▸ **WORK TO COMPLETE**:
Reproduce every line of the entries below verbatim, leaving out the pictures.
::::::::::
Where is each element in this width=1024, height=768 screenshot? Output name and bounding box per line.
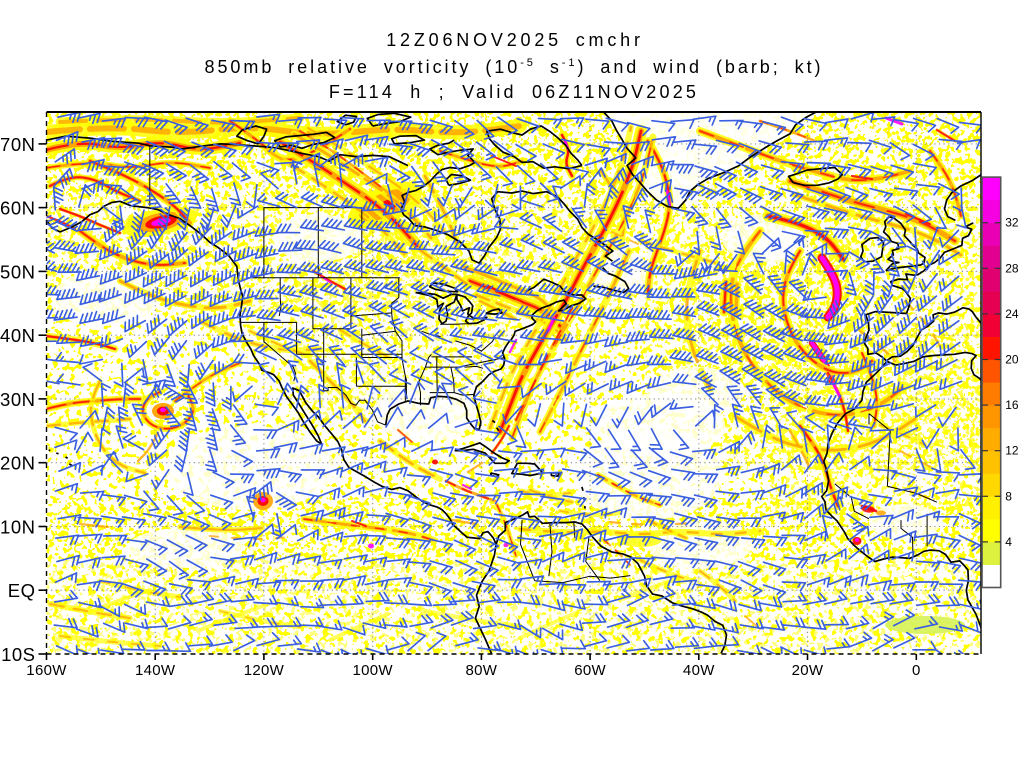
svg-text:12: 12	[1005, 444, 1019, 458]
svg-text:120W: 120W	[244, 662, 285, 679]
svg-text:4: 4	[1005, 535, 1012, 549]
svg-text:70N: 70N	[0, 134, 35, 155]
svg-text:50N: 50N	[0, 261, 35, 282]
svg-text:140W: 140W	[135, 662, 176, 679]
svg-text:10S: 10S	[1, 644, 35, 665]
svg-text:0: 0	[912, 662, 921, 679]
svg-text:20: 20	[1005, 353, 1019, 367]
svg-text:28: 28	[1005, 261, 1019, 275]
svg-text:32: 32	[1005, 216, 1019, 230]
svg-text:EQ: EQ	[8, 580, 36, 601]
svg-text:8: 8	[1005, 489, 1012, 503]
svg-text:80W: 80W	[466, 662, 498, 679]
svg-text:20N: 20N	[0, 453, 35, 474]
svg-text:60W: 60W	[574, 662, 606, 679]
svg-text:60N: 60N	[0, 198, 35, 219]
svg-text:16: 16	[1005, 398, 1019, 412]
svg-text:40N: 40N	[0, 325, 35, 346]
svg-text:24: 24	[1005, 307, 1019, 321]
svg-text:160W: 160W	[26, 662, 67, 679]
svg-text:20W: 20W	[792, 662, 824, 679]
svg-text:10N: 10N	[0, 517, 35, 538]
svg-text:30N: 30N	[0, 389, 35, 410]
svg-text:40W: 40W	[683, 662, 715, 679]
svg-text:100W: 100W	[353, 662, 394, 679]
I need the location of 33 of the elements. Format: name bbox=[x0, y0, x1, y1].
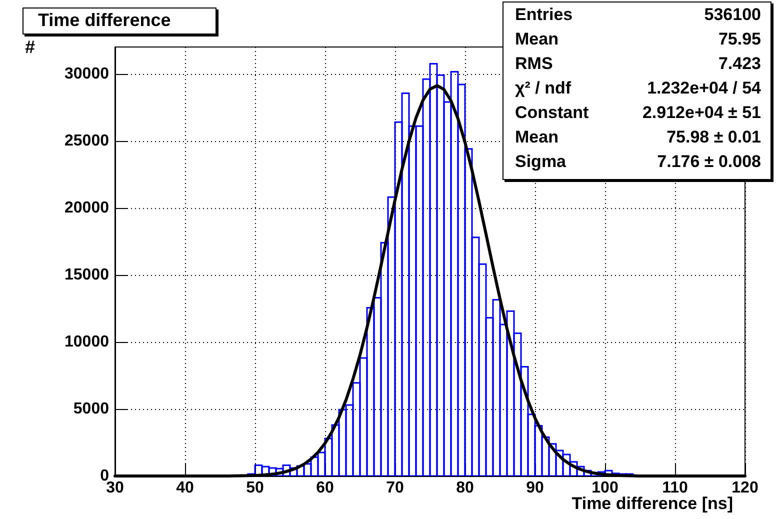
y-tick-label: 25000 bbox=[64, 132, 110, 150]
annotation: Mean bbox=[515, 30, 558, 48]
x-tick-label: 100 bbox=[592, 480, 618, 496]
annotation: χ² / ndf bbox=[515, 78, 572, 98]
x-tick-label: 50 bbox=[246, 480, 264, 496]
x-axis-title: Time difference [ns] bbox=[572, 494, 733, 513]
annotation: 7.176 ± 0.008 bbox=[657, 152, 761, 171]
annotation: 75.95 bbox=[718, 30, 761, 48]
annotation: Mean bbox=[515, 128, 558, 146]
annotation: 1.232e+04 / 54 bbox=[647, 78, 762, 98]
text: 536100 bbox=[704, 5, 761, 24]
annotation: 7.423 bbox=[718, 54, 761, 73]
text: Entries bbox=[515, 5, 573, 24]
y-tick-label: 5000 bbox=[73, 400, 110, 418]
y-tick-label: 20000 bbox=[64, 199, 110, 216]
annotation: 2.912e+04 ± 51 bbox=[642, 103, 761, 122]
annotation: Constant bbox=[515, 103, 589, 122]
y-tick-label: 15000 bbox=[64, 266, 110, 284]
x-tick-label: 90 bbox=[526, 480, 544, 496]
y-tick-label: 30000 bbox=[64, 65, 110, 82]
x-tick-label: 60 bbox=[316, 480, 334, 496]
y-axis-title: # bbox=[25, 37, 36, 57]
annotation: Sigma bbox=[515, 152, 567, 171]
x-tick-label: 110 bbox=[662, 480, 688, 496]
x-tick-label: 80 bbox=[456, 480, 474, 496]
x-tick-label: 30 bbox=[106, 480, 124, 496]
x-tick-label: 70 bbox=[386, 480, 404, 496]
y-tick-label: 10000 bbox=[64, 333, 110, 350]
annotation: 75.98 ± 0.01 bbox=[666, 128, 761, 146]
annotation: RMS bbox=[515, 54, 553, 73]
x-tick-label: 40 bbox=[176, 480, 194, 496]
chart-title: Time difference bbox=[38, 10, 171, 30]
x-tick-label: 120 bbox=[732, 480, 758, 496]
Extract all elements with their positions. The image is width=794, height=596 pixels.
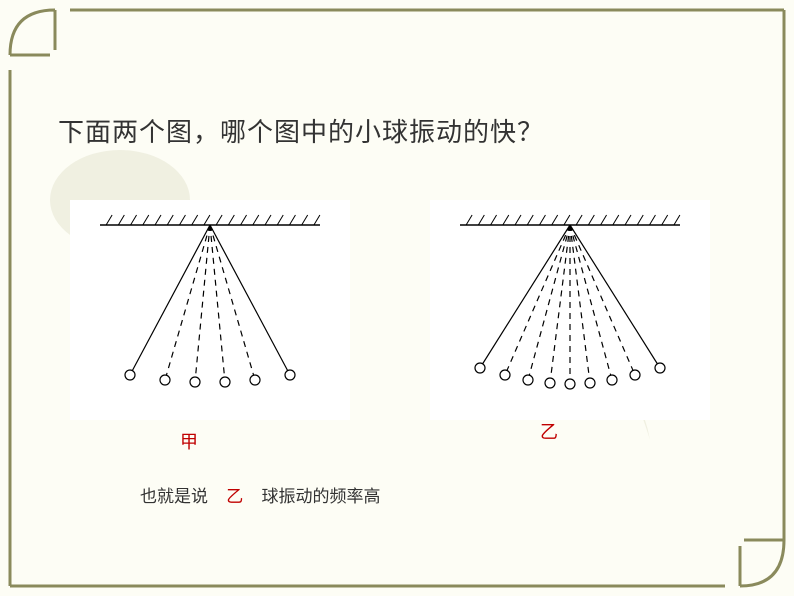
pendulum-diagram-yi: [450, 210, 690, 400]
conclusion-answer: 乙: [226, 487, 243, 506]
diagram-left: [70, 200, 350, 420]
conclusion-pre: 也就是说: [140, 487, 208, 506]
diagram-right: [430, 200, 710, 420]
pendulum-diagram-jia: [90, 210, 330, 400]
label-jia: 甲: [180, 428, 198, 454]
conclusion-text: 也就是说 乙 球振动的频率高: [140, 482, 381, 507]
diagram-row: [70, 200, 710, 420]
conclusion-post: 球振动的频率高: [262, 487, 381, 506]
label-yi: 乙: [540, 418, 558, 444]
question-text: 下面两个图，哪个图中的小球振动的快？: [58, 112, 544, 149]
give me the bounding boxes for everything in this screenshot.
::::::::::
▸ **IN RESPONSE**:
Where is each element in this width=1024, height=768 screenshot? Output name and bounding box per line.
svg-text:12: 12	[1005, 444, 1019, 458]
svg-text:120W: 120W	[244, 662, 285, 679]
svg-text:4: 4	[1005, 535, 1012, 549]
svg-text:70N: 70N	[0, 134, 35, 155]
svg-text:50N: 50N	[0, 261, 35, 282]
svg-text:140W: 140W	[135, 662, 176, 679]
svg-text:10S: 10S	[1, 644, 35, 665]
svg-text:0: 0	[912, 662, 921, 679]
svg-text:20: 20	[1005, 353, 1019, 367]
svg-text:28: 28	[1005, 261, 1019, 275]
svg-text:32: 32	[1005, 216, 1019, 230]
svg-text:EQ: EQ	[8, 580, 36, 601]
svg-text:8: 8	[1005, 489, 1012, 503]
svg-text:80W: 80W	[466, 662, 498, 679]
svg-text:20N: 20N	[0, 453, 35, 474]
svg-text:60W: 60W	[574, 662, 606, 679]
svg-text:60N: 60N	[0, 198, 35, 219]
svg-text:16: 16	[1005, 398, 1019, 412]
svg-text:40N: 40N	[0, 325, 35, 346]
svg-text:24: 24	[1005, 307, 1019, 321]
svg-text:160W: 160W	[26, 662, 67, 679]
svg-text:20W: 20W	[792, 662, 824, 679]
svg-text:10N: 10N	[0, 517, 35, 538]
svg-text:30N: 30N	[0, 389, 35, 410]
svg-text:40W: 40W	[683, 662, 715, 679]
svg-text:100W: 100W	[353, 662, 394, 679]
I need the location of 33 of the elements. Format: name bbox=[x0, y0, x1, y1].
y-tick-label: 25000 bbox=[64, 132, 110, 150]
annotation: Mean bbox=[515, 30, 558, 48]
x-tick-label: 100 bbox=[592, 480, 618, 496]
annotation: χ² / ndf bbox=[515, 78, 572, 98]
x-tick-label: 50 bbox=[246, 480, 264, 496]
x-axis-title: Time difference [ns] bbox=[572, 494, 733, 513]
annotation: 7.176 ± 0.008 bbox=[657, 152, 761, 171]
annotation: 75.95 bbox=[718, 30, 761, 48]
annotation: Mean bbox=[515, 128, 558, 146]
annotation: 1.232e+04 / 54 bbox=[647, 78, 762, 98]
text: 536100 bbox=[704, 5, 761, 24]
annotation: 7.423 bbox=[718, 54, 761, 73]
text: Entries bbox=[515, 5, 573, 24]
y-tick-label: 5000 bbox=[73, 400, 110, 418]
y-tick-label: 20000 bbox=[64, 199, 110, 216]
annotation: 2.912e+04 ± 51 bbox=[642, 103, 761, 122]
annotation: Constant bbox=[515, 103, 589, 122]
y-tick-label: 15000 bbox=[64, 266, 110, 284]
x-tick-label: 90 bbox=[526, 480, 544, 496]
y-tick-label: 30000 bbox=[64, 65, 110, 82]
x-tick-label: 60 bbox=[316, 480, 334, 496]
y-axis-title: # bbox=[25, 37, 36, 57]
annotation: Sigma bbox=[515, 152, 567, 171]
x-tick-label: 110 bbox=[662, 480, 688, 496]
x-tick-label: 80 bbox=[456, 480, 474, 496]
x-tick-label: 30 bbox=[106, 480, 124, 496]
x-tick-label: 70 bbox=[386, 480, 404, 496]
y-tick-label: 10000 bbox=[64, 333, 110, 350]
annotation: 75.98 ± 0.01 bbox=[666, 128, 761, 146]
annotation: RMS bbox=[515, 54, 553, 73]
x-tick-label: 40 bbox=[176, 480, 194, 496]
chart-title: Time difference bbox=[38, 10, 171, 30]
x-tick-label: 120 bbox=[732, 480, 758, 496]
Extract all elements with their positions. The image is width=794, height=596 pixels.
pendulum-diagram-yi: [450, 210, 690, 400]
conclusion-answer: 乙: [226, 487, 243, 506]
diagram-left: [70, 200, 350, 420]
conclusion-pre: 也就是说: [140, 487, 208, 506]
diagram-right: [430, 200, 710, 420]
pendulum-diagram-jia: [90, 210, 330, 400]
label-jia: 甲: [180, 428, 198, 454]
conclusion-text: 也就是说 乙 球振动的频率高: [140, 482, 381, 507]
diagram-row: [70, 200, 710, 420]
conclusion-post: 球振动的频率高: [262, 487, 381, 506]
label-yi: 乙: [540, 418, 558, 444]
question-text: 下面两个图，哪个图中的小球振动的快？: [58, 112, 544, 149]
give me the bounding boxes for everything in this screenshot.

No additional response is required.